** Begin **
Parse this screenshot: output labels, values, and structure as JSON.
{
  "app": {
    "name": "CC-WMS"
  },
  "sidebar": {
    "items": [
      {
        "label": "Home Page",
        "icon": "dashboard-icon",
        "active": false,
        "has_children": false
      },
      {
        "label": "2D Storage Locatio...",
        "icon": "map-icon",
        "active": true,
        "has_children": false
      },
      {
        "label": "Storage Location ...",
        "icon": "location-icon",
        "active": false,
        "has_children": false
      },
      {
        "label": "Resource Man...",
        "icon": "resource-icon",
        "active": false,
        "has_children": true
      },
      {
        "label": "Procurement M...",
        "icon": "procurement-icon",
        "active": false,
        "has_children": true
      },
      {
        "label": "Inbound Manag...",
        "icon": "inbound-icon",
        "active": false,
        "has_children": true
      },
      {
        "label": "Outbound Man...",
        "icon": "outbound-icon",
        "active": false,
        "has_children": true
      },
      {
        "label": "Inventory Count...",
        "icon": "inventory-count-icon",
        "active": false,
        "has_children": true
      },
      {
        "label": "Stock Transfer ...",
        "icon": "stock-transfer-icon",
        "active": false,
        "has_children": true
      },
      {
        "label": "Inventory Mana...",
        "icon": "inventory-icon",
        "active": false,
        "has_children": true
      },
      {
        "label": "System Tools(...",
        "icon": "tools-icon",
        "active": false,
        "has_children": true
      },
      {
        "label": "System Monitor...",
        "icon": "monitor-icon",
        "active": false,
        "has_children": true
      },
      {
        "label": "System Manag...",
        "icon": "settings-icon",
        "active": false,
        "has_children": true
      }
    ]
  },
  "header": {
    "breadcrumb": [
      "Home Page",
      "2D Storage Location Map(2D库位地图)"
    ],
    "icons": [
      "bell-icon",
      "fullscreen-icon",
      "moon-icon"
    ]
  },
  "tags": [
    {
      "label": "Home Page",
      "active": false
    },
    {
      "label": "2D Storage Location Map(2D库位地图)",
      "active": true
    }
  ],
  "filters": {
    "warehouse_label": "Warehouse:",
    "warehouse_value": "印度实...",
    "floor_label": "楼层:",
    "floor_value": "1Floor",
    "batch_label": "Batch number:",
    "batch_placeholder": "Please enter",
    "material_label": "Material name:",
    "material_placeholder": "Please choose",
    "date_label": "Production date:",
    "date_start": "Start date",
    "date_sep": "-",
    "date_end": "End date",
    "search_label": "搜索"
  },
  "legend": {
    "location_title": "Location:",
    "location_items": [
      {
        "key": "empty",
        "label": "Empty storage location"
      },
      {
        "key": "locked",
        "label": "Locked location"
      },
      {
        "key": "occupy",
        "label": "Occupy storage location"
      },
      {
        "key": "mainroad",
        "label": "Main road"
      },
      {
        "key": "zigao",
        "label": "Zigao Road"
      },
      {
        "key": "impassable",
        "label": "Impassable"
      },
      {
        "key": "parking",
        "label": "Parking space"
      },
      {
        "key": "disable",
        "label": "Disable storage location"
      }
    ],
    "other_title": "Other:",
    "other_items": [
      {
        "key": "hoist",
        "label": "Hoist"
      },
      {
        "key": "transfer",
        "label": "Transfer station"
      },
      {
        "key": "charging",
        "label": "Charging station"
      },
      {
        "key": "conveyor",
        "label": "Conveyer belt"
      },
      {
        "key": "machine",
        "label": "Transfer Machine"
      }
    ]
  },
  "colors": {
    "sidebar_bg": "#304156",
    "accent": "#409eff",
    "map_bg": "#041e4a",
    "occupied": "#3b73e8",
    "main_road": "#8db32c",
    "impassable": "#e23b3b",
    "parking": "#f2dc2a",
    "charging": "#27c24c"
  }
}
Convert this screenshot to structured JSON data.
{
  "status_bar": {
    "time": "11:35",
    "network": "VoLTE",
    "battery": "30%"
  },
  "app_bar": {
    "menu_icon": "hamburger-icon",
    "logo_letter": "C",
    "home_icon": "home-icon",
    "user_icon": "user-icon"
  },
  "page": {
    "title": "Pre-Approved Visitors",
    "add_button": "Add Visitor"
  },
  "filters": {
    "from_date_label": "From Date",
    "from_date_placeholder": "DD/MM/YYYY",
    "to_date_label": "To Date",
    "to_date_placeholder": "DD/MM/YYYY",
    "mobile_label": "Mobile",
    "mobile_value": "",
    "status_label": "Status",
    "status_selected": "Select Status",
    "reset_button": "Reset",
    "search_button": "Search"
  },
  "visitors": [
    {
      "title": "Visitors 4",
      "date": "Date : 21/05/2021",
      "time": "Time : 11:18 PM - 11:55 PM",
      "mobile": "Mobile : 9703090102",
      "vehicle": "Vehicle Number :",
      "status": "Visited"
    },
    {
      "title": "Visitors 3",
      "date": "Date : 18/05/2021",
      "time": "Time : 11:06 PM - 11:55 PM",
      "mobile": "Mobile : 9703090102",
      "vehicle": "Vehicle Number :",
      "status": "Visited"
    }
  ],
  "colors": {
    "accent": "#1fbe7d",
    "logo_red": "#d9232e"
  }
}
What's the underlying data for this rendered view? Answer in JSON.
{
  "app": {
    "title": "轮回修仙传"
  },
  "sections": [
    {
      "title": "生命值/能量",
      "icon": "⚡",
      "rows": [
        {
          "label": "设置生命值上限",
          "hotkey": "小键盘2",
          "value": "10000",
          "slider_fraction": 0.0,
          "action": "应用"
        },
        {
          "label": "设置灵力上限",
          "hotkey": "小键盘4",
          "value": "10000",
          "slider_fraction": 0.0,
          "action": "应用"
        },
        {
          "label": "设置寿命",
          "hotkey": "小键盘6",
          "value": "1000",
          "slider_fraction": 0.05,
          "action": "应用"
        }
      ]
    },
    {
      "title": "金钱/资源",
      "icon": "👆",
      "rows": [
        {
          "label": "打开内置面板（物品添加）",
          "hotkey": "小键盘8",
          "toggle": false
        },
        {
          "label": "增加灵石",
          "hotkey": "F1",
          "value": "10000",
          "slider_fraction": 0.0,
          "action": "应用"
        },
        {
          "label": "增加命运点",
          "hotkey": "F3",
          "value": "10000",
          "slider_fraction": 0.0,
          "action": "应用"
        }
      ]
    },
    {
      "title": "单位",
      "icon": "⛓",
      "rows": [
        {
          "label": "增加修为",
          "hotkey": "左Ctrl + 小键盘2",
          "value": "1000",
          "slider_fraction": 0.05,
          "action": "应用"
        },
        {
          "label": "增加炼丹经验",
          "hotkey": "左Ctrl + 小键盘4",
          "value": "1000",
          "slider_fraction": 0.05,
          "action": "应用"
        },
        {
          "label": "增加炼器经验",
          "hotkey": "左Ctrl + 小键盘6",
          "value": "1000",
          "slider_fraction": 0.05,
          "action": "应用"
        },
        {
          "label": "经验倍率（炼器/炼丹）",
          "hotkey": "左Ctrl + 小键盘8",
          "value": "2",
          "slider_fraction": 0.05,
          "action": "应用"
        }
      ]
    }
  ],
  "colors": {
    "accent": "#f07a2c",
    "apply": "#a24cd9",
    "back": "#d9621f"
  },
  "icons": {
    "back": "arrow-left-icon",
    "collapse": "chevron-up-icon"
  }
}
** End **
Directions: Retype every entry above, word for word.

Answer below:
Parse this screenshot: output labels, values, and structure as JSON.
{
  "app": {
    "name": "CC-WMS"
  },
  "sidebar": {
    "items": [
      {
        "label": "Home Page",
        "icon": "dashboard-icon",
        "active": false,
        "has_children": false
      },
      {
        "label": "2D Storage Locatio...",
        "icon": "map-icon",
        "active": true,
        "has_children": false
      },
      {
        "label": "Storage Location ...",
        "icon": "location-icon",
        "active": false,
        "has_children": false
      },
      {
        "label": "Resource Man...",
        "icon": "resource-icon",
        "active": false,
        "has_children": true
      },
      {
        "label": "Procurement M...",
        "icon": "procurement-icon",
        "active": false,
        "has_children": true
      },
      {
        "label": "Inbound Manag...",
        "icon": "inbound-icon",
        "active": false,
        "has_children": true
      },
      {
        "label": "Outbound Man...",
        "icon": "outbound-icon",
        "active": false,
        "has_children": true
      },
      {
        "label": "Inventory Count...",
        "icon": "inventory-count-icon",
        "active": false,
        "has_children": true
      },
      {
        "label": "Stock Transfer ...",
        "icon": "stock-transfer-icon",
        "active": false,
        "has_children": true
      },
      {
        "label": "Inventory Mana...",
        "icon": "inventory-icon",
        "active": false,
        "has_children": true
      },
      {
        "label": "System Tools(...",
        "icon": "tools-icon",
        "active": false,
        "has_children": true
      },
      {
        "label": "System Monitor...",
        "icon": "monitor-icon",
        "active": false,
        "has_children": true
      },
      {
        "label": "System Manag...",
        "icon": "settings-icon",
        "active": false,
        "has_children": true
      }
    ]
  },
  "header": {
    "breadcrumb": [
      "Home Page",
      "2D Storage Location Map(2D库位地图)"
    ],
    "icons": [
      "bell-icon",
      "fullscreen-icon",
      "moon-icon"
    ]
  },
  "tags": [
    {
      "label": "Home Page",
      "active": false
    },
    {
      "label": "2D Storage Location Map(2D库位地图)",
      "active": true
    }
  ],
  "filters": {
    "warehouse_label": "Warehouse:",
    "warehouse_value": "印度实...",
    "floor_label": "楼层:",
    "floor_value": "1Floor",
    "batch_label": "Batch number:",
    "batch_placeholder": "Please enter",
    "material_label": "Material name:",
    "material_placeholder": "Please choose",
    "date_label": "Production date:",
    "date_start": "Start date",
    "date_sep": "-",
    "date_end": "End date",
    "search_label": "搜索"
  },
  "legend": {
    "location_title": "Location:",
    "location_items": [
      {
        "key": "empty",
        "label": "Empty storage location"
      },
      {
        "key": "locked",
        "label": "Locked location"
      },
      {
        "key": "occupy",
        "label": "Occupy storage location"
      },
      {
        "key": "mainroad",
        "label": "Main road"
      },
      {
        "key": "zigao",
        "label": "Zigao Road"
      },
      {
        "key": "impassable",
        "label": "Impassable"
      },
      {
        "key": "parking",
        "label": "Parking space"
      },
      {
        "key": "disable",
        "label": "Disable storage location"
      }
    ],
    "other_title": "Other:",
    "other_items": [
      {
        "key": "hoist",
        "label": "Hoist"
      },
      {
        "key": "transfer",
        "label": "Transfer station"
      },
      {
        "key": "charging",
        "label": "Charging station"
      },
      {
        "key": "conveyor",
        "label": "Conveyer belt"
      },
      {
        "key": "machine",
        "label": "Transfer Machine"
      }
    ]
  },
  "colors": {
    "sidebar_bg": "#304156",
    "accent": "#409eff",
    "map_bg": "#041e4a",
    "occupied": "#3b73e8",
    "main_road": "#8db32c",
    "impassable": "#e23b3b",
    "parking": "#f2dc2a",
    "charging": "#27c24c"
  }
}
Convert this screenshot to structured JSON data.
{
  "status_bar": {
    "time": "11:35",
    "network": "VoLTE",
    "battery": "30%"
  },
  "app_bar": {
    "menu_icon": "hamburger-icon",
    "logo_letter": "C",
    "home_icon": "home-icon",
    "user_icon": "user-icon"
  },
  "page": {
    "title": "Pre-Approved Visitors",
    "add_button": "Add Visitor"
  },
  "filters": {
    "from_date_label": "From Date",
    "from_date_placeholder": "DD/MM/YYYY",
    "to_date_label": "To Date",
    "to_date_placeholder": "DD/MM/YYYY",
    "mobile_label": "Mobile",
    "mobile_value": "",
    "status_label": "Status",
    "status_selected": "Select Status",
    "reset_button": "Reset",
    "search_button": "Search"
  },
  "visitors": [
    {
      "title": "Visitors 4",
      "date": "Date : 21/05/2021",
      "time": "Time : 11:18 PM - 11:55 PM",
      "mobile": "Mobile : 9703090102",
      "vehicle": "Vehicle Number :",
      "status": "Visited"
    },
    {
      "title": "Visitors 3",
      "date": "Date : 18/05/2021",
      "time": "Time : 11:06 PM - 11:55 PM",
      "mobile": "Mobile : 9703090102",
      "vehicle": "Vehicle Number :",
      "status": "Visited"
    }
  ],
  "colors": {
    "accent": "#1fbe7d",
    "logo_red": "#d9232e"
  }
}
What's the underlying data for this rendered view? Answer in JSON.
{
  "app": {
    "title": "轮回修仙传"
  },
  "sections": [
    {
      "title": "生命值/能量",
      "icon": "⚡",
      "rows": [
        {
          "label": "设置生命值上限",
          "hotkey": "小键盘2",
          "value": "10000",
          "slider_fraction": 0.0,
          "action": "应用"
        },
        {
          "label": "设置灵力上限",
          "hotkey": "小键盘4",
          "value": "10000",
          "slider_fraction": 0.0,
          "action": "应用"
        },
        {
          "label": "设置寿命",
          "hotkey": "小键盘6",
          "value": "1000",
          "slider_fraction": 0.05,
          "action": "应用"
        }
      ]
    },
    {
      "title": "金钱/资源",
      "icon": "👆",
      "rows": [
        {
          "label": "打开内置面板（物品添加）",
          "hotkey": "小键盘8",
          "toggle": false
        },
        {
          "label": "增加灵石",
          "hotkey": "F1",
          "value": "10000",
          "slider_fraction": 0.0,
          "action": "应用"
        },
        {
          "label": "增加命运点",
          "hotkey": "F3",
          "value": "10000",
          "slider_fraction": 0.0,
          "action": "应用"
        }
      ]
    },
    {
      "title": "单位",
      "icon": "⛓",
      "rows": [
        {
          "label": "增加修为",
          "hotkey": "左Ctrl + 小键盘2",
          "value": "1000",
          "slider_fraction": 0.05,
          "action": "应用"
        },
        {
          "label": "增加炼丹经验",
          "hotkey": "左Ctrl + 小键盘4",
          "value": "1000",
          "slider_fraction": 0.05,
          "action": "应用"
        },
        {
          "label": "增加炼器经验",
          "hotkey": "左Ctrl + 小键盘6",
          "value": "1000",
          "slider_fraction": 0.05,
          "action": "应用"
        },
        {
          "label": "经验倍率（炼器/炼丹）",
          "hotkey": "左Ctrl + 小键盘8",
          "value": "2",
          "slider_fraction": 0.05,
          "action": "应用"
        }
      ]
    }
  ],
  "colors": {
    "accent": "#f07a2c",
    "apply": "#a24cd9",
    "back": "#d9621f"
  },
  "icons": {
    "back": "arrow-left-icon",
    "collapse": "chevron-up-icon"
  }
}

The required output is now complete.